> **ATTIVITÀ DA SVOLGERE**
- 1) Elenca, come li riporta il brano da leggere, gli stati d'animo e le sensazioni che formano il carico legato alla data della partenza.
- 2) Nel brano da leggere, che cosa indica in greco la parola «mistero»?
- 3) Modifica il brano da leggere nel tratto che va da "Ci scrive un" fino a "lettori del Timone." incluso, mettendo "fedeli" al posto di "parrocchiani".

> **BRANO DA LEGGERE**

----------

Ci scrive un sacerdote, don Francesco Capolupo, cappellano militare. È in partenza per una missione in Kuwait e ha scritto questa lettera ai suoi parrocchiani per salutarli, con piacere la condividiamo con tutti i lettori del Timone.
di don Francesco Capolupo
Carissimi amici,
sono ormai prossimo alla partenza per il mio periodo di missione in Kuwait; i giorni dell’isolamento preventivo stanno per terminare ed è ormai alle porte la data della partenza, con tutto il suo carico di attesa, trepidazione, novità, curiosità e tanta mancanza di casa.
La casa è il luogo dove riconosciamo le nostre radici, dove ciascuno di noi si sente parte di una storia che lo ha accolto e, allo stesso tempo, che gli chiede di mettere il proprio contributo di doti, talenti e misteri che sono l’eredità di ciascuno di noi.
Misteri, proprio di misteri si tratta. Mistero non è una brutta parola, in greco indica l’arcano, ciò che di più geloso custodiamo all’interno della nostra arca che è il cuore, come gli ebrei nell’Arca custodivano l’Alleanza, il cuore della loro fede.

----------

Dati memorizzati
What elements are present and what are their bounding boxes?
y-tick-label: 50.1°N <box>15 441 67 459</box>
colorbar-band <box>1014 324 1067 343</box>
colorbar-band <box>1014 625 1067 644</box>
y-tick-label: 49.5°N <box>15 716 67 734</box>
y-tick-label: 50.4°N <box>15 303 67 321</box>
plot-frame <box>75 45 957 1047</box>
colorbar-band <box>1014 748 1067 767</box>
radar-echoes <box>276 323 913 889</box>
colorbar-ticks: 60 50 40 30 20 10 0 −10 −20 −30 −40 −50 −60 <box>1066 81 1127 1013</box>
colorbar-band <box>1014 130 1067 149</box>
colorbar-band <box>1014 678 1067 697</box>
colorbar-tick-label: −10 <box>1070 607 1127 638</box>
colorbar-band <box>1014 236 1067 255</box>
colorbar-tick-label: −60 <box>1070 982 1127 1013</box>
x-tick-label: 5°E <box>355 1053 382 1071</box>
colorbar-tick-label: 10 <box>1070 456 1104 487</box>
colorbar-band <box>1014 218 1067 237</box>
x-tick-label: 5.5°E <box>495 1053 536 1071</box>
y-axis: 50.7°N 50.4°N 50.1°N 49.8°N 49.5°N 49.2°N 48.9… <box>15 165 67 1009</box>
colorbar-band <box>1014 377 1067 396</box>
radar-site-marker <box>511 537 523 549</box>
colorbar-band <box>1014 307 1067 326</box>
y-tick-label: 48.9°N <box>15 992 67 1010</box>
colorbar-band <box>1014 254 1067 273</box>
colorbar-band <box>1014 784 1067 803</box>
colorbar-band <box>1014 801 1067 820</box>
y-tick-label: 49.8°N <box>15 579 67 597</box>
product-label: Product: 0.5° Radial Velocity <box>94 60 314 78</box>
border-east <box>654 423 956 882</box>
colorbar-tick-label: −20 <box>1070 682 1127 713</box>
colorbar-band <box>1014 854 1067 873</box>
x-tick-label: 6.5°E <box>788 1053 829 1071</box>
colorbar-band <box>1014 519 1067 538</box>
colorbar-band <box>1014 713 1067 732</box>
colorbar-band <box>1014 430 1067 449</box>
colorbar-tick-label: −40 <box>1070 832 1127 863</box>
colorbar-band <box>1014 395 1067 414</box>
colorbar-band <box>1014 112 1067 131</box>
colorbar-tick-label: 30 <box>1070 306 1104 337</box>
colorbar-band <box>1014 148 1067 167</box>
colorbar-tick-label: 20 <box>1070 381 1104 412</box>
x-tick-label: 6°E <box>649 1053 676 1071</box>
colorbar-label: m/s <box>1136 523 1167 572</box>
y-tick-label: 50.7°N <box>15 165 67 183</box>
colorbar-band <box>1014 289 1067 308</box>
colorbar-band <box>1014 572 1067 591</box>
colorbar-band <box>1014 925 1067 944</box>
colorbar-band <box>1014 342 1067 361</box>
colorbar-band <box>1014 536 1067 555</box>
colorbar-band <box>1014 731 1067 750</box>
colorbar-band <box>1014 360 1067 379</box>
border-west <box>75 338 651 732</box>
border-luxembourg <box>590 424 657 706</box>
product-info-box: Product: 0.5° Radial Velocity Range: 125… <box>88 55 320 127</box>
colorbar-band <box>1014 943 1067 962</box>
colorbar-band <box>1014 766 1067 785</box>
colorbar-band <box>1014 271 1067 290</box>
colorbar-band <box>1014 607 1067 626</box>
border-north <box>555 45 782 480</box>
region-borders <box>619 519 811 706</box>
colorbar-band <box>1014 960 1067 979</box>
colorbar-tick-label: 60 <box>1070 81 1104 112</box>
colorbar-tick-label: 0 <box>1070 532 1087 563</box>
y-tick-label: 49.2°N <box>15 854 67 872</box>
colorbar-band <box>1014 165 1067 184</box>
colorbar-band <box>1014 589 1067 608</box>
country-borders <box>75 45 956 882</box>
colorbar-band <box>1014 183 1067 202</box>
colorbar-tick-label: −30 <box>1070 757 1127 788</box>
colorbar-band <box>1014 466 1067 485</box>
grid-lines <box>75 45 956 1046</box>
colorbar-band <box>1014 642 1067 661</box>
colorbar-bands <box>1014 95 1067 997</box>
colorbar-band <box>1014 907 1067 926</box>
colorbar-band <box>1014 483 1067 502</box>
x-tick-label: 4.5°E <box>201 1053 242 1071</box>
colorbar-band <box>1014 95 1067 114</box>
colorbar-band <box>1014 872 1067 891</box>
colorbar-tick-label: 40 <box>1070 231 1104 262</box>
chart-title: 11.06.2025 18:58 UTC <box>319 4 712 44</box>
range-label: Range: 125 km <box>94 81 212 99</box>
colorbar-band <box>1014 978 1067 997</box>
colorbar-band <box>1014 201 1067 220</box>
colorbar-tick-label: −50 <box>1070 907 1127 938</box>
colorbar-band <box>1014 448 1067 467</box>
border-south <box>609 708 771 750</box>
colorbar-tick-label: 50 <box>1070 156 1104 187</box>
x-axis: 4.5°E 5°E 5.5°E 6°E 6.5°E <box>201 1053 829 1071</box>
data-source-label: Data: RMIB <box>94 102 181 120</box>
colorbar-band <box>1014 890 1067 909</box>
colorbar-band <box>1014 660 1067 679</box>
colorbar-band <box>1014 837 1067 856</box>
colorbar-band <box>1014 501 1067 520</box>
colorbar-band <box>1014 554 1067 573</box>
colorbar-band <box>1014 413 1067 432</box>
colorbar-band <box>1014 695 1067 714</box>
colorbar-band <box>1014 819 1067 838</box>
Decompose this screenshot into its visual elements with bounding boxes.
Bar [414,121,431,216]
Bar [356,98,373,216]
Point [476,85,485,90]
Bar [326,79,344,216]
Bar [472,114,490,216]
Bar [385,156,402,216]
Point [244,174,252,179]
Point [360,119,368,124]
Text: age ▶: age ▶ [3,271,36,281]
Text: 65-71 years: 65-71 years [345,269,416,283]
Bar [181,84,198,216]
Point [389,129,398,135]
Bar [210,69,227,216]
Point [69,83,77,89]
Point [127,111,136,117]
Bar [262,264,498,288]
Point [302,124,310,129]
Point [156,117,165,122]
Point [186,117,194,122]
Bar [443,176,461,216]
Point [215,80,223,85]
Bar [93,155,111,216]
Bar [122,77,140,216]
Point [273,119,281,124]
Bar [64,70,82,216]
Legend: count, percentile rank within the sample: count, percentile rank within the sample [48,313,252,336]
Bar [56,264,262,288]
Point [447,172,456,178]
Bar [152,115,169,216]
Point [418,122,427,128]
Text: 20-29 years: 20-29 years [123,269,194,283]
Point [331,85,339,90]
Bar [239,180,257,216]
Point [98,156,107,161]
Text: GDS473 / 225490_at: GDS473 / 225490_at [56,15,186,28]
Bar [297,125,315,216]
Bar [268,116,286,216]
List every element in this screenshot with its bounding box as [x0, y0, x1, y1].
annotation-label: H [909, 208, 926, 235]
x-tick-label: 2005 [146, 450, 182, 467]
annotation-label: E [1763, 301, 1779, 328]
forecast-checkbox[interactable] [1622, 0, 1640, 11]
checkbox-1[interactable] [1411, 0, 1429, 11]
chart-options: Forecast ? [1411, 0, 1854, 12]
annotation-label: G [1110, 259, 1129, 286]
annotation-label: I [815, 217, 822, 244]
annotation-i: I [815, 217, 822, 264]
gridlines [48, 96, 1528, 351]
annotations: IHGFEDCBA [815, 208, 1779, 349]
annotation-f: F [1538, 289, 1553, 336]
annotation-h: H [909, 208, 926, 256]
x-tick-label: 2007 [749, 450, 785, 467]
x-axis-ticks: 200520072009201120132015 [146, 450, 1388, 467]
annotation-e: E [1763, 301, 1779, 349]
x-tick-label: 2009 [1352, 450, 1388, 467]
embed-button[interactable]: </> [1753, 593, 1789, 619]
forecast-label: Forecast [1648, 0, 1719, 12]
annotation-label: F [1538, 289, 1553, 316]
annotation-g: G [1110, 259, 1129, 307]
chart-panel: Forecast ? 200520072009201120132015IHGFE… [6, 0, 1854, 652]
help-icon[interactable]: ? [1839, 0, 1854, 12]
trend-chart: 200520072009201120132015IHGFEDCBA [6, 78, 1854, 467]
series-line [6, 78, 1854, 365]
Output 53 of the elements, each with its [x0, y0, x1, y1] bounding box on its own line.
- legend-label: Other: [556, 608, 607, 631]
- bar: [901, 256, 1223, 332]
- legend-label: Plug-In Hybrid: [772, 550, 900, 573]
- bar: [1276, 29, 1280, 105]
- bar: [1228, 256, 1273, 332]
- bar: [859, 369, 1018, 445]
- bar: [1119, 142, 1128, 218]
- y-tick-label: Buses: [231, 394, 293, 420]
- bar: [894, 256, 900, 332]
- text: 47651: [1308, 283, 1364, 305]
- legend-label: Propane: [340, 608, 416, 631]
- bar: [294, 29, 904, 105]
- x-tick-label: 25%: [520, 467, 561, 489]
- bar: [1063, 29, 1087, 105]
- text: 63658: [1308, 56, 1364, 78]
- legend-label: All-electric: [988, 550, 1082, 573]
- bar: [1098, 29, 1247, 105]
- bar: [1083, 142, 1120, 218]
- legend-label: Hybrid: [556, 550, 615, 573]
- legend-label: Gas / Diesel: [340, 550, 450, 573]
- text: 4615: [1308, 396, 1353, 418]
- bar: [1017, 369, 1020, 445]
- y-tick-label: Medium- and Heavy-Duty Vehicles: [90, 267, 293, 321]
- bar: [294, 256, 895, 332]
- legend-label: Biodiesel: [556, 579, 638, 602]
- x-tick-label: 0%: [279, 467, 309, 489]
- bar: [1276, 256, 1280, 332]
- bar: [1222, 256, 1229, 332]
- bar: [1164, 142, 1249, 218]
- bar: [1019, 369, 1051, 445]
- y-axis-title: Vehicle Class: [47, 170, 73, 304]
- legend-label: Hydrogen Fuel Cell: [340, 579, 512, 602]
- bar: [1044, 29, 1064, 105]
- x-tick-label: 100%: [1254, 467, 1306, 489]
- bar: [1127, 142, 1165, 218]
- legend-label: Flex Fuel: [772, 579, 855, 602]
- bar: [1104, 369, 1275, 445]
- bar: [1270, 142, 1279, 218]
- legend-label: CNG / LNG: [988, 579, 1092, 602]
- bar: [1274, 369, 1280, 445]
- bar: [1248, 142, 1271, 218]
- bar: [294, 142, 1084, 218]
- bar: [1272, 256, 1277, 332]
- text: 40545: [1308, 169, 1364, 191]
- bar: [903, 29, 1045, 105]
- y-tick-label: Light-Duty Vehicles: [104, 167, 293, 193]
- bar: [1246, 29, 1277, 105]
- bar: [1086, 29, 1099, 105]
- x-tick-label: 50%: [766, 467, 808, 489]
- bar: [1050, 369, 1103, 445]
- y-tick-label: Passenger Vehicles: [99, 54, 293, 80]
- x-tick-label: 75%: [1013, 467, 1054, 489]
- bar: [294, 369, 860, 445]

----------

> **RISULTATI ATTESI**
- 1) attesa, trepidazione, novità, curiosità, mancanza di casa

- 2) Indica l'arcano.

- 3)
Ci scrive un sacerdote, don Francesco Capolupo, cappellano militare. È in partenza per una missione in Kuwait e ha scritto questa lettera ai suoi fedeli per salutarli, con piacere la condividiamo con tutti i lettori del Timone.